• _WHAT YOU NEED TO DO_
Set the listing down again exactly, please, apart from its pictures.

• _RECORD SET_
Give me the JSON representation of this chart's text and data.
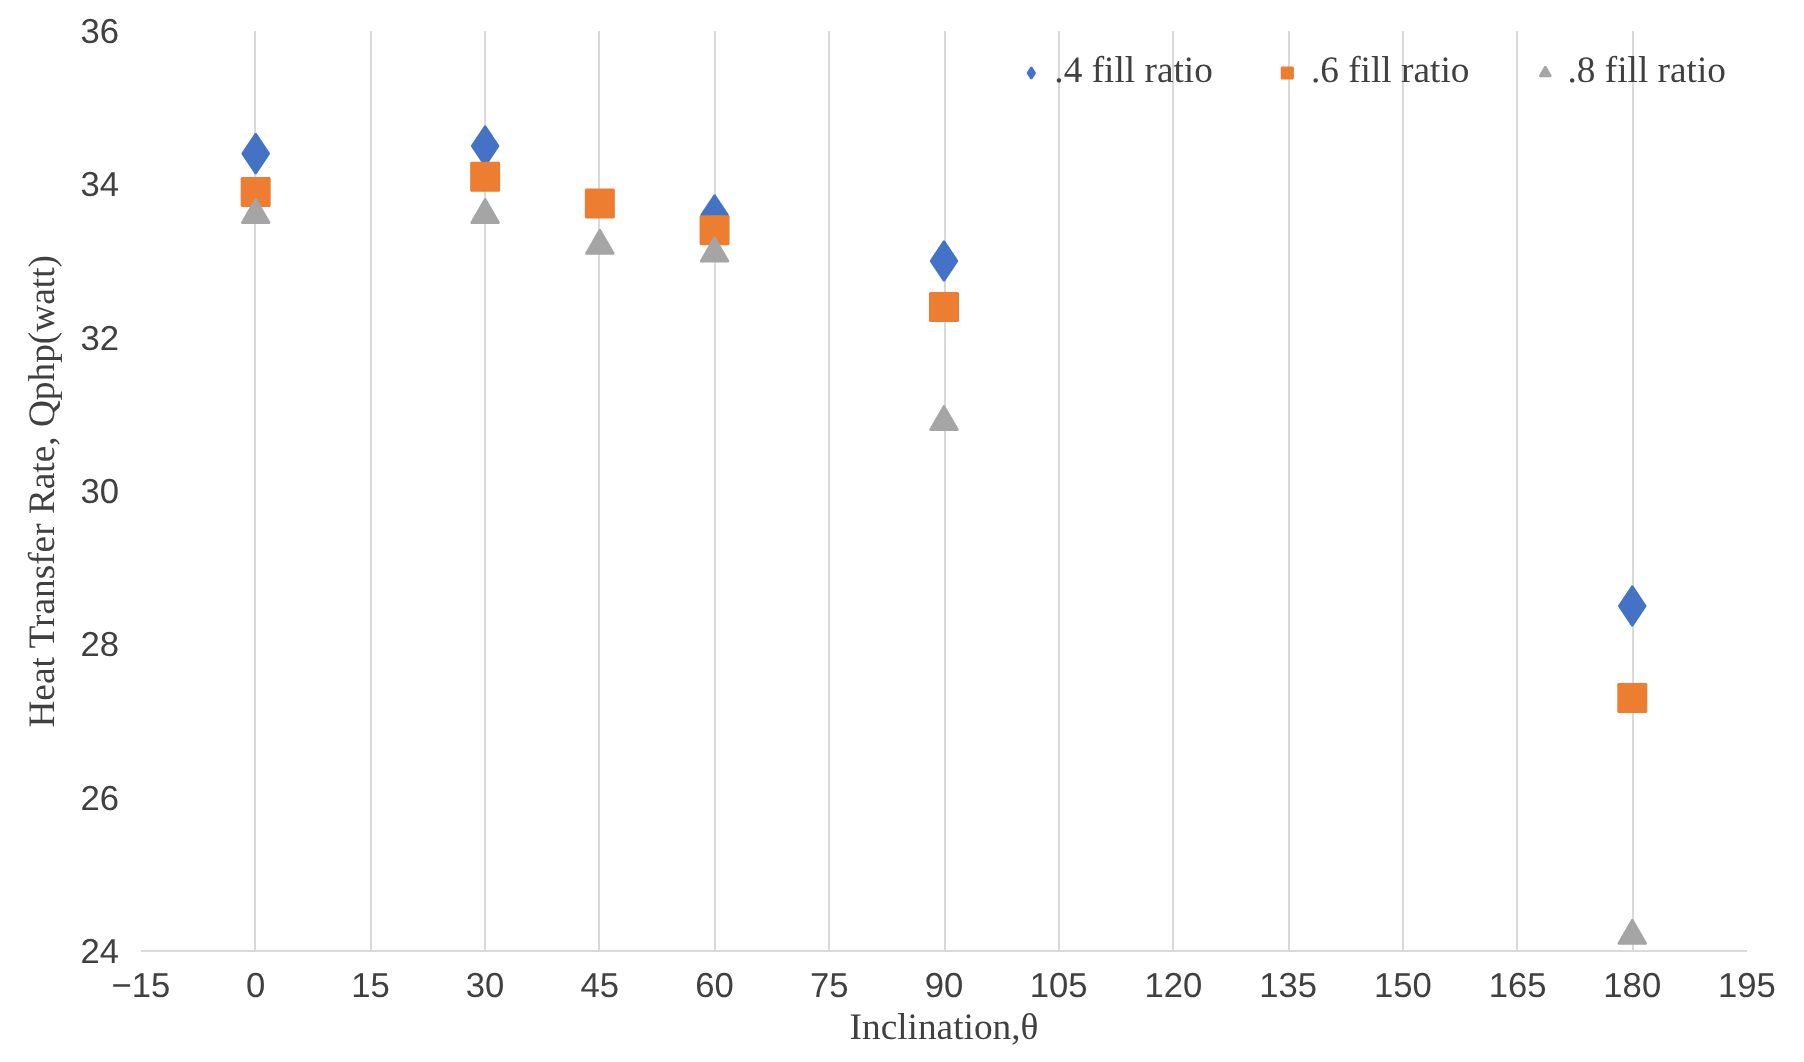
{
  "chart_data": {
    "type": "scatter",
    "xlabel": "Inclination,θ",
    "ylabel": "Heat Transfer Rate, Qphp(watt)",
    "x": [
      0,
      30,
      45,
      60,
      90,
      180
    ],
    "series": [
      {
        "name": ".4 fill ratio",
        "color": "#4472c4",
        "marker": "diamond",
        "values": [
          34.4,
          34.5,
          null,
          33.6,
          33.0,
          28.5
        ]
      },
      {
        "name": ".6 fill ratio",
        "color": "#ed7d31",
        "marker": "square",
        "values": [
          33.9,
          34.1,
          33.75,
          33.4,
          32.4,
          27.3
        ]
      },
      {
        "name": ".8 fill ratio",
        "color": "#a5a5a5",
        "marker": "triangle",
        "values": [
          33.6,
          33.6,
          33.2,
          33.1,
          30.9,
          24.2
        ]
      }
    ],
    "xlim": [
      -15,
      195
    ],
    "xticks": [
      -15,
      0,
      15,
      30,
      45,
      60,
      75,
      90,
      105,
      120,
      135,
      150,
      165,
      180,
      195
    ],
    "ylim": [
      24,
      36
    ],
    "yticks": [
      24,
      26,
      28,
      30,
      32,
      34,
      36
    ],
    "grid": "x",
    "legend": "top right"
  }
}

• _WRITTEN ANSWER_
Give me the JSON representation of this chart's text and data.
{
  "chart_data": {
    "type": "scatter",
    "xlabel": "Inclination,θ",
    "ylabel": "Heat Transfer Rate, Qphp(watt)",
    "x": [
      0,
      30,
      45,
      60,
      90,
      180
    ],
    "series": [
      {
        "name": ".4 fill ratio",
        "color": "#4472c4",
        "marker": "diamond",
        "values": [
          34.4,
          34.5,
          null,
          33.6,
          33.0,
          28.5
        ]
      },
      {
        "name": ".6 fill ratio",
        "color": "#ed7d31",
        "marker": "square",
        "values": [
          33.9,
          34.1,
          33.75,
          33.4,
          32.4,
          27.3
        ]
      },
      {
        "name": ".8 fill ratio",
        "color": "#a5a5a5",
        "marker": "triangle",
        "values": [
          33.6,
          33.6,
          33.2,
          33.1,
          30.9,
          24.2
        ]
      }
    ],
    "xlim": [
      -15,
      195
    ],
    "xticks": [
      -15,
      0,
      15,
      30,
      45,
      60,
      75,
      90,
      105,
      120,
      135,
      150,
      165,
      180,
      195
    ],
    "ylim": [
      24,
      36
    ],
    "yticks": [
      24,
      26,
      28,
      30,
      32,
      34,
      36
    ],
    "grid": "x",
    "legend": "top right"
  }
}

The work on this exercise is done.